▶ **Material shown**:
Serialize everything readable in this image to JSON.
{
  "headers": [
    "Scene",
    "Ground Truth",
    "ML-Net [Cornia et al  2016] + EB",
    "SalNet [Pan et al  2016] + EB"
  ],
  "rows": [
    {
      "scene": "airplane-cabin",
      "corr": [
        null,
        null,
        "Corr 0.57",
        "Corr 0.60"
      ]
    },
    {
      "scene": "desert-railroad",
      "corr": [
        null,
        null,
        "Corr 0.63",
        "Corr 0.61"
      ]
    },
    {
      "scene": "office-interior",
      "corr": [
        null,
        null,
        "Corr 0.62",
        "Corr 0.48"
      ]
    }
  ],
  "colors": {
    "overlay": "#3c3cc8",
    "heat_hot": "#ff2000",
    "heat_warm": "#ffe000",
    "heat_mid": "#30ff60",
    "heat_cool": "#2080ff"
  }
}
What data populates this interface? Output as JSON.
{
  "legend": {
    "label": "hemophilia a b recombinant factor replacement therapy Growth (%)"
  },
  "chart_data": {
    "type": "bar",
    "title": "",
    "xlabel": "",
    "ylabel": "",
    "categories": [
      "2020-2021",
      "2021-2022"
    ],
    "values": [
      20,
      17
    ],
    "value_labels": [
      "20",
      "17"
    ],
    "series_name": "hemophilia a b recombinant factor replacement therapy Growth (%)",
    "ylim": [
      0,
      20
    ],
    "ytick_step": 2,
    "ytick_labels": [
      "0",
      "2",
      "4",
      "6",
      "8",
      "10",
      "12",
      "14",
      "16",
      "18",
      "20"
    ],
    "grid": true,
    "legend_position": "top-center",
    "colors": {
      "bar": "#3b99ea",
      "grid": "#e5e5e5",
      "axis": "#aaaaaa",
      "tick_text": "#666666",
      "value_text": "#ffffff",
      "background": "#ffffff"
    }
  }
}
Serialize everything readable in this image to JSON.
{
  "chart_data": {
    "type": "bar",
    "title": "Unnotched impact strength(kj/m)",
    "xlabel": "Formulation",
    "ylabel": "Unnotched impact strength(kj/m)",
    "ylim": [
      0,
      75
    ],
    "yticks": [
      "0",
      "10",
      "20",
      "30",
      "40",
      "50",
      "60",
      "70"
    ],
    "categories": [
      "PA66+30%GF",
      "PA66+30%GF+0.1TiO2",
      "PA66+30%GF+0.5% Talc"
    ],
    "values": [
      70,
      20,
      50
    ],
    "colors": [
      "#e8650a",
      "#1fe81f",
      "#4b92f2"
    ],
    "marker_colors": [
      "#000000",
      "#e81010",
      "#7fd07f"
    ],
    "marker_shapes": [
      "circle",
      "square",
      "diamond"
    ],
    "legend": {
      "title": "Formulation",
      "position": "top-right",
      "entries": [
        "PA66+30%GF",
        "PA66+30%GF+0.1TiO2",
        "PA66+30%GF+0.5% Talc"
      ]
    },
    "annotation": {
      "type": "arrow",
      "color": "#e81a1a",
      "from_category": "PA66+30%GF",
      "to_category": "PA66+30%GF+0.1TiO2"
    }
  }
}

▶ **Exercise description**:
Please quote the records above exactly, without skipping a line.

▶ **Exercise answer**:
Serialize everything readable in this image to JSON.
{
  "headers": [
    "Scene",
    "Ground Truth",
    "ML-Net [Cornia et al  2016] + EB",
    "SalNet [Pan et al  2016] + EB"
  ],
  "rows": [
    {
      "scene": "airplane-cabin",
      "corr": [
        null,
        null,
        "Corr 0.57",
        "Corr 0.60"
      ]
    },
    {
      "scene": "desert-railroad",
      "corr": [
        null,
        null,
        "Corr 0.63",
        "Corr 0.61"
      ]
    },
    {
      "scene": "office-interior",
      "corr": [
        null,
        null,
        "Corr 0.62",
        "Corr 0.48"
      ]
    }
  ],
  "colors": {
    "overlay": "#3c3cc8",
    "heat_hot": "#ff2000",
    "heat_warm": "#ffe000",
    "heat_mid": "#30ff60",
    "heat_cool": "#2080ff"
  }
}
What data populates this interface? Output as JSON.
{
  "legend": {
    "label": "hemophilia a b recombinant factor replacement therapy Growth (%)"
  },
  "chart_data": {
    "type": "bar",
    "title": "",
    "xlabel": "",
    "ylabel": "",
    "categories": [
      "2020-2021",
      "2021-2022"
    ],
    "values": [
      20,
      17
    ],
    "value_labels": [
      "20",
      "17"
    ],
    "series_name": "hemophilia a b recombinant factor replacement therapy Growth (%)",
    "ylim": [
      0,
      20
    ],
    "ytick_step": 2,
    "ytick_labels": [
      "0",
      "2",
      "4",
      "6",
      "8",
      "10",
      "12",
      "14",
      "16",
      "18",
      "20"
    ],
    "grid": true,
    "legend_position": "top-center",
    "colors": {
      "bar": "#3b99ea",
      "grid": "#e5e5e5",
      "axis": "#aaaaaa",
      "tick_text": "#666666",
      "value_text": "#ffffff",
      "background": "#ffffff"
    }
  }
}
Serialize everything readable in this image to JSON.
{
  "chart_data": {
    "type": "bar",
    "title": "Unnotched impact strength(kj/m)",
    "xlabel": "Formulation",
    "ylabel": "Unnotched impact strength(kj/m)",
    "ylim": [
      0,
      75
    ],
    "yticks": [
      "0",
      "10",
      "20",
      "30",
      "40",
      "50",
      "60",
      "70"
    ],
    "categories": [
      "PA66+30%GF",
      "PA66+30%GF+0.1TiO2",
      "PA66+30%GF+0.5% Talc"
    ],
    "values": [
      70,
      20,
      50
    ],
    "colors": [
      "#e8650a",
      "#1fe81f",
      "#4b92f2"
    ],
    "marker_colors": [
      "#000000",
      "#e81010",
      "#7fd07f"
    ],
    "marker_shapes": [
      "circle",
      "square",
      "diamond"
    ],
    "legend": {
      "title": "Formulation",
      "position": "top-right",
      "entries": [
        "PA66+30%GF",
        "PA66+30%GF+0.1TiO2",
        "PA66+30%GF+0.5% Talc"
      ]
    },
    "annotation": {
      "type": "arrow",
      "color": "#e81a1a",
      "from_category": "PA66+30%GF",
      "to_category": "PA66+30%GF+0.1TiO2"
    }
  }
}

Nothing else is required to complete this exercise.